WHAT IS NEEDED: Below is a listing. Gather each line of it that contains "วการร".

Stored items
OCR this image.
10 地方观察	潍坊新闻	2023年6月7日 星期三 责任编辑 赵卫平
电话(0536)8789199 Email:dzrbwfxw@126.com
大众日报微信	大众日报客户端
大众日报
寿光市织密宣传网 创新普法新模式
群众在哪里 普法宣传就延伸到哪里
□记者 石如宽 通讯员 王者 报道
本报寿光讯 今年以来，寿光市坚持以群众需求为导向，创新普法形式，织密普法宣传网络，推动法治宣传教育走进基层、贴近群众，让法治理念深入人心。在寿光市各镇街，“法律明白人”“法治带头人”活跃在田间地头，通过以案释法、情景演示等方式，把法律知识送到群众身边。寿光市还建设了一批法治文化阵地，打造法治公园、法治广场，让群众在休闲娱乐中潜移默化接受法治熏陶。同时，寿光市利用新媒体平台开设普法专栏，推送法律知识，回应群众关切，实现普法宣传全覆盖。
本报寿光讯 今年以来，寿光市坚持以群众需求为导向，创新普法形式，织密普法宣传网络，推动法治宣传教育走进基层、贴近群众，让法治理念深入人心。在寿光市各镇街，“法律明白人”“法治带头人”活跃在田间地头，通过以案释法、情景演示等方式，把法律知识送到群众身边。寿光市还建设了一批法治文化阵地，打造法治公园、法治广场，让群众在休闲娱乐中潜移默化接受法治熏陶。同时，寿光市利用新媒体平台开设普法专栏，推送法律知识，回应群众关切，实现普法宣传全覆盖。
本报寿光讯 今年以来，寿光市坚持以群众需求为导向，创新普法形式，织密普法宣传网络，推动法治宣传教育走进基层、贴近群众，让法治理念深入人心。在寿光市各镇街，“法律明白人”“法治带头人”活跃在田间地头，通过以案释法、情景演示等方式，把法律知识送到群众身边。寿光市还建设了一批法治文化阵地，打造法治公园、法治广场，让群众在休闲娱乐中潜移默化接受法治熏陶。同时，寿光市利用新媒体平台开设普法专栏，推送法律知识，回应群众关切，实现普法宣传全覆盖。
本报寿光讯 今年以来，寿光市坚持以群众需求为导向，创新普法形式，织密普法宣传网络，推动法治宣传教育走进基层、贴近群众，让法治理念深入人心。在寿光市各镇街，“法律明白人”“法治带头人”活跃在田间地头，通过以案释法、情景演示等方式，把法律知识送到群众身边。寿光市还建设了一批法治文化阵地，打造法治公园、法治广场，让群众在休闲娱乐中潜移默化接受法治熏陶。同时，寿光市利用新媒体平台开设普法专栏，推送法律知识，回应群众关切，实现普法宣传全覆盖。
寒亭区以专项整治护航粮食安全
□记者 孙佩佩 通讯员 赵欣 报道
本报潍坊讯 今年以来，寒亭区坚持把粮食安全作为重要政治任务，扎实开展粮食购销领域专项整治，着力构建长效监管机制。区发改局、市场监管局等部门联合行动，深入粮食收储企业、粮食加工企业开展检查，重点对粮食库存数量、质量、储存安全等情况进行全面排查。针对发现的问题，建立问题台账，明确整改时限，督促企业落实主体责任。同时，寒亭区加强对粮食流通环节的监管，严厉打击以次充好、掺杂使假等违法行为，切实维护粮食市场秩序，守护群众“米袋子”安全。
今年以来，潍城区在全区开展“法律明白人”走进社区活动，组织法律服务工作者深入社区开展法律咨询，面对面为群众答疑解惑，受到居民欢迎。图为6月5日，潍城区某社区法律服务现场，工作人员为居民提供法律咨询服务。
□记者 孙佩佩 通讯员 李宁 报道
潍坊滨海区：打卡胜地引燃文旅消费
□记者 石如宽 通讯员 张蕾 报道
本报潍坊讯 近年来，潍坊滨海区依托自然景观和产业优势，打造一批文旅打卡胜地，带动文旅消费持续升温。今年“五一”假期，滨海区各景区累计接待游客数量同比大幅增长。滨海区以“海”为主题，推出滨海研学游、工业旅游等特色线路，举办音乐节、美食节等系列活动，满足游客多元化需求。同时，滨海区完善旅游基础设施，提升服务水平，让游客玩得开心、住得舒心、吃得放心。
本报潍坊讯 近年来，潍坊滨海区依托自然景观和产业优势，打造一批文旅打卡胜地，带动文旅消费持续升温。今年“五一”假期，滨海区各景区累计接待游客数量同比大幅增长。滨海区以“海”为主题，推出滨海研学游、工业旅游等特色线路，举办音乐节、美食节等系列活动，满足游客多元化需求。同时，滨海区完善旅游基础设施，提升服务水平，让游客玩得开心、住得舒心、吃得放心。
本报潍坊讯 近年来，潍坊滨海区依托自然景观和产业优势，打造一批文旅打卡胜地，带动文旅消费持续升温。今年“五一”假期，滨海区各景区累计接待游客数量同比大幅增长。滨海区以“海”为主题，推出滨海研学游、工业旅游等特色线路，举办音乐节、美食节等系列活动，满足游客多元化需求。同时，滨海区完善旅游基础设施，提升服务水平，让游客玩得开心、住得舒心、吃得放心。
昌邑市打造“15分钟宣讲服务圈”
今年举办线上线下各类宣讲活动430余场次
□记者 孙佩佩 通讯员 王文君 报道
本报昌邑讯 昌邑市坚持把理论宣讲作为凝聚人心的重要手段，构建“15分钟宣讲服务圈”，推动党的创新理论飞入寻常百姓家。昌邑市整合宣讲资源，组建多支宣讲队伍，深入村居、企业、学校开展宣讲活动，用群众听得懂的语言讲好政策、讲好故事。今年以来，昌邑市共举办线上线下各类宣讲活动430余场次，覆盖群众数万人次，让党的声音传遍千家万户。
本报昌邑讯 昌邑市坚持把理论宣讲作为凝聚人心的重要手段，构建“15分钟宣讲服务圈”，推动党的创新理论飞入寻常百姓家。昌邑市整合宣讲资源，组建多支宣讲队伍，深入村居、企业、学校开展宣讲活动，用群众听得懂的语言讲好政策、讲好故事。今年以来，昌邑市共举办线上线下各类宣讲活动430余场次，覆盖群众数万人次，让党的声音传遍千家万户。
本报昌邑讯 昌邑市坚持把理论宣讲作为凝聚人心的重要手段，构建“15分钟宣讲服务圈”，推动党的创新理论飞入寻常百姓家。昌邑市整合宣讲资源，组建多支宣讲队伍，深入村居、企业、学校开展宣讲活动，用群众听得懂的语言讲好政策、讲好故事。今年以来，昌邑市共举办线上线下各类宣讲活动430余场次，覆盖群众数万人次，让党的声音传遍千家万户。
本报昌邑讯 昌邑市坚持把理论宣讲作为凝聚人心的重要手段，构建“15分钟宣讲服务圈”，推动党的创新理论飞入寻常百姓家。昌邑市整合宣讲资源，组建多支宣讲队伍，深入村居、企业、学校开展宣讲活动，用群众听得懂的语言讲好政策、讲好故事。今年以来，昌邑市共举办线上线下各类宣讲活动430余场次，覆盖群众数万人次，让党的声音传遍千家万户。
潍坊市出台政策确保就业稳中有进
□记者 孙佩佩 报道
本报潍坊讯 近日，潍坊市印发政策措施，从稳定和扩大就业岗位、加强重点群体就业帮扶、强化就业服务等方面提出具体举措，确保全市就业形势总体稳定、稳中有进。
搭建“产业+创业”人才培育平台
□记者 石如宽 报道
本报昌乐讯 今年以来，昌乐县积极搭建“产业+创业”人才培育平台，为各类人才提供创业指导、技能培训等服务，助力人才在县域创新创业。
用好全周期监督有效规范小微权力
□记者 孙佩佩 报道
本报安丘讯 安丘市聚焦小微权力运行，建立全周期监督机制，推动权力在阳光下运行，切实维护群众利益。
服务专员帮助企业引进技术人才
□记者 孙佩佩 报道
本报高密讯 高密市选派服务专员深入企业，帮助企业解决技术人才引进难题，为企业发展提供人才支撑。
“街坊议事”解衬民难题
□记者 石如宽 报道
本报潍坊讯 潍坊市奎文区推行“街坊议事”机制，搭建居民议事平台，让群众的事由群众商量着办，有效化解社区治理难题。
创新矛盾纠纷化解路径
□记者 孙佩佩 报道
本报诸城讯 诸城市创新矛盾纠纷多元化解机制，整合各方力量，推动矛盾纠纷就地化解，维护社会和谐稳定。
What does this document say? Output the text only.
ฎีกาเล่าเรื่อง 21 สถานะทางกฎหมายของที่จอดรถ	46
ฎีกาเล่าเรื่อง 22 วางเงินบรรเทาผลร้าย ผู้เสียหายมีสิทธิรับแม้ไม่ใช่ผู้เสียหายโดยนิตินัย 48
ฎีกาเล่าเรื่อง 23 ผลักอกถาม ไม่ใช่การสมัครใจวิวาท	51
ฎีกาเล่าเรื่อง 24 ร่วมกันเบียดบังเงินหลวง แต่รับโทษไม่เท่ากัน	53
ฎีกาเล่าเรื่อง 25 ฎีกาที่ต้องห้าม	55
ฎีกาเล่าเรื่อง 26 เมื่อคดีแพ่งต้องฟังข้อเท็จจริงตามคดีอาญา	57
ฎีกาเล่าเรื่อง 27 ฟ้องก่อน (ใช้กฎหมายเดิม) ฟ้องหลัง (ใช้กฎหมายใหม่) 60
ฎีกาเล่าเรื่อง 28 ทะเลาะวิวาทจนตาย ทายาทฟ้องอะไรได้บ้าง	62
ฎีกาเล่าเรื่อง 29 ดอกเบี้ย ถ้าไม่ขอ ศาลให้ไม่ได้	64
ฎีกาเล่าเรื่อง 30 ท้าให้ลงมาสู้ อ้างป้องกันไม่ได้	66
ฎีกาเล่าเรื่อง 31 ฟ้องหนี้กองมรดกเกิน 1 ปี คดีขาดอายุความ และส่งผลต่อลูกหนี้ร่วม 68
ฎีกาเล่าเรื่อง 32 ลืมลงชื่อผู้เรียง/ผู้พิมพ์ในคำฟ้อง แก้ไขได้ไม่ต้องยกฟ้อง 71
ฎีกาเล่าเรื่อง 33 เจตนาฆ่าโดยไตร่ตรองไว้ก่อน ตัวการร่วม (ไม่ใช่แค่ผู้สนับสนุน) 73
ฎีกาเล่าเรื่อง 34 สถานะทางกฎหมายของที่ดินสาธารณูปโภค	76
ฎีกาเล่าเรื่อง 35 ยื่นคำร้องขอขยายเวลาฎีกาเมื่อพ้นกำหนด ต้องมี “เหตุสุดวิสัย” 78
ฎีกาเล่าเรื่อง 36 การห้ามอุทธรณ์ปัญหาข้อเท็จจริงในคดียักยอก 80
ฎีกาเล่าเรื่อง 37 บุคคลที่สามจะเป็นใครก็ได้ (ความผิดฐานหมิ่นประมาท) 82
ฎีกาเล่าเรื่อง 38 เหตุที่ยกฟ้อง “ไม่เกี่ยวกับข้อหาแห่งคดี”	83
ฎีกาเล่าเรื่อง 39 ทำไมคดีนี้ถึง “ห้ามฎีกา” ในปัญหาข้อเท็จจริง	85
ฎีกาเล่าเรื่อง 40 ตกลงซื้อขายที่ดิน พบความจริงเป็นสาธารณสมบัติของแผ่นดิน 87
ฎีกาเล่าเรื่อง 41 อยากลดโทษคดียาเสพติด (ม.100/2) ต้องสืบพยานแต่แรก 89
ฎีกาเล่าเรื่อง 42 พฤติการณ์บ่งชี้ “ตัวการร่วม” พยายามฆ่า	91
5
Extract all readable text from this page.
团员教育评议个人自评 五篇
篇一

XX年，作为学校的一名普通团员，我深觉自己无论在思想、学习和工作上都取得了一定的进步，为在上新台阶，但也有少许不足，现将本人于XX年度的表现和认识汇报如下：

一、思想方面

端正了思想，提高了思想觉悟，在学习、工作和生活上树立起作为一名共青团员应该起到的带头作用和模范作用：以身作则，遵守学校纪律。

ANSWER TO THIS PROBLEM:
ฎีกาเล่าเรื่อง 33 เจตนาฆ่าโดยไตร่ตรองไว้ก่อน ตัวการร่วม (ไม่ใช่แค่ผู้สนับสนุน) 73
ฎีกาเล่าเรื่อง 42 พฤติการณ์บ่งชี้ “ตัวการร่วม” พยายามฆ่า	91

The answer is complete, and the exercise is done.